[Dataset listings of figures]
┏━━

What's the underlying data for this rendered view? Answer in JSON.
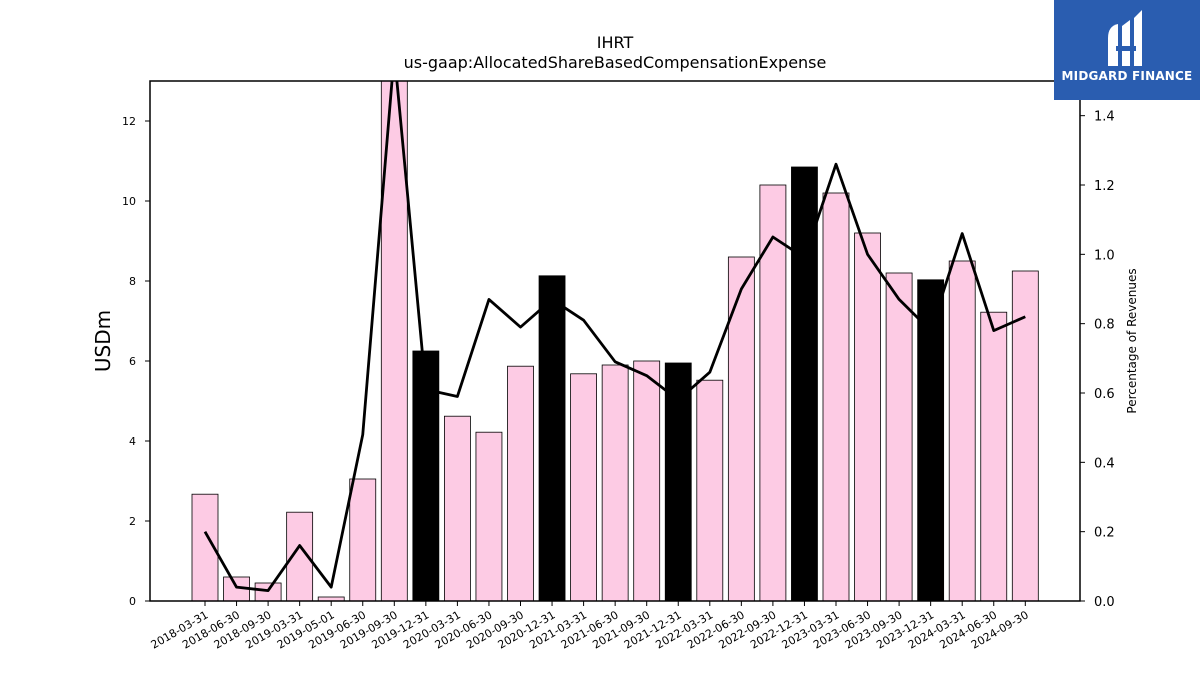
{
  "header": {
    "ticker": "IHRT",
    "concept": "us-gaap:AllocatedShareBasedCompensationExpense"
  },
  "logo": {
    "text": "MIDGARD FINANCE",
    "color": "#2a5db0"
  },
  "colors": {
    "bar": "#fdcbe4",
    "bar_highlight": "#000000",
    "line": "#000000"
  },
  "chart_data": {
    "type": "bar",
    "categories": [
      "2018-03-31",
      "2018-06-30",
      "2018-09-30",
      "2019-03-31",
      "2019-05-01",
      "2019-06-30",
      "2019-09-30",
      "2019-12-31",
      "2020-03-31",
      "2020-06-30",
      "2020-09-30",
      "2020-12-31",
      "2021-03-31",
      "2021-06-30",
      "2021-09-30",
      "2021-12-31",
      "2022-03-31",
      "2022-06-30",
      "2022-09-30",
      "2022-12-31",
      "2023-03-31",
      "2023-06-30",
      "2023-09-30",
      "2023-12-31",
      "2024-03-31",
      "2024-06-30",
      "2024-09-30"
    ],
    "series": [
      {
        "type": "bar",
        "axis": "left",
        "values": [
          2.67,
          0.6,
          0.45,
          2.22,
          0.1,
          3.05,
          13.2,
          6.25,
          4.62,
          4.22,
          5.87,
          8.13,
          5.68,
          5.9,
          6.0,
          5.95,
          5.52,
          8.6,
          10.4,
          10.85,
          10.2,
          9.2,
          8.2,
          8.03,
          8.5,
          7.22,
          8.25
        ],
        "highlight": [
          false,
          false,
          false,
          false,
          false,
          false,
          false,
          true,
          false,
          false,
          false,
          true,
          false,
          false,
          false,
          true,
          false,
          false,
          false,
          true,
          false,
          false,
          false,
          true,
          false,
          false,
          false
        ]
      },
      {
        "type": "line",
        "axis": "right",
        "values": [
          0.2,
          0.04,
          0.03,
          0.16,
          0.04,
          0.48,
          1.58,
          0.61,
          0.59,
          0.87,
          0.79,
          0.87,
          0.81,
          0.69,
          0.65,
          0.58,
          0.66,
          0.9,
          1.05,
          0.99,
          1.26,
          1.0,
          0.87,
          0.78,
          1.06,
          0.78,
          0.82
        ]
      }
    ],
    "ylabel": "USDm",
    "y2label": "Percentage of Revenues",
    "ylim": [
      0,
      13
    ],
    "y2lim": [
      0,
      1.5
    ],
    "yticks": [
      "0",
      "2",
      "4",
      "6",
      "8",
      "10",
      "12"
    ],
    "y2ticks": [
      "0.0",
      "0.2",
      "0.4",
      "0.6",
      "0.8",
      "1.0",
      "1.2",
      "1.4"
    ],
    "grid": false,
    "legend": "none"
  }
}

┗━━

◆ Set problem ◆
Reproduce the records verbatim, omitting all images they contain.

◆ Result of this exercise ◆
What's the underlying data for this rendered view? Answer in JSON.
{
  "header": {
    "ticker": "IHRT",
    "concept": "us-gaap:AllocatedShareBasedCompensationExpense"
  },
  "logo": {
    "text": "MIDGARD FINANCE",
    "color": "#2a5db0"
  },
  "colors": {
    "bar": "#fdcbe4",
    "bar_highlight": "#000000",
    "line": "#000000"
  },
  "chart_data": {
    "type": "bar",
    "categories": [
      "2018-03-31",
      "2018-06-30",
      "2018-09-30",
      "2019-03-31",
      "2019-05-01",
      "2019-06-30",
      "2019-09-30",
      "2019-12-31",
      "2020-03-31",
      "2020-06-30",
      "2020-09-30",
      "2020-12-31",
      "2021-03-31",
      "2021-06-30",
      "2021-09-30",
      "2021-12-31",
      "2022-03-31",
      "2022-06-30",
      "2022-09-30",
      "2022-12-31",
      "2023-03-31",
      "2023-06-30",
      "2023-09-30",
      "2023-12-31",
      "2024-03-31",
      "2024-06-30",
      "2024-09-30"
    ],
    "series": [
      {
        "type": "bar",
        "axis": "left",
        "values": [
          2.67,
          0.6,
          0.45,
          2.22,
          0.1,
          3.05,
          13.2,
          6.25,
          4.62,
          4.22,
          5.87,
          8.13,
          5.68,
          5.9,
          6.0,
          5.95,
          5.52,
          8.6,
          10.4,
          10.85,
          10.2,
          9.2,
          8.2,
          8.03,
          8.5,
          7.22,
          8.25
        ],
        "highlight": [
          false,
          false,
          false,
          false,
          false,
          false,
          false,
          true,
          false,
          false,
          false,
          true,
          false,
          false,
          false,
          true,
          false,
          false,
          false,
          true,
          false,
          false,
          false,
          true,
          false,
          false,
          false
        ]
      },
      {
        "type": "line",
        "axis": "right",
        "values": [
          0.2,
          0.04,
          0.03,
          0.16,
          0.04,
          0.48,
          1.58,
          0.61,
          0.59,
          0.87,
          0.79,
          0.87,
          0.81,
          0.69,
          0.65,
          0.58,
          0.66,
          0.9,
          1.05,
          0.99,
          1.26,
          1.0,
          0.87,
          0.78,
          1.06,
          0.78,
          0.82
        ]
      }
    ],
    "ylabel": "USDm",
    "y2label": "Percentage of Revenues",
    "ylim": [
      0,
      13
    ],
    "y2lim": [
      0,
      1.5
    ],
    "yticks": [
      "0",
      "2",
      "4",
      "6",
      "8",
      "10",
      "12"
    ],
    "y2ticks": [
      "0.0",
      "0.2",
      "0.4",
      "0.6",
      "0.8",
      "1.0",
      "1.2",
      "1.4"
    ],
    "grid": false,
    "legend": "none"
  }
}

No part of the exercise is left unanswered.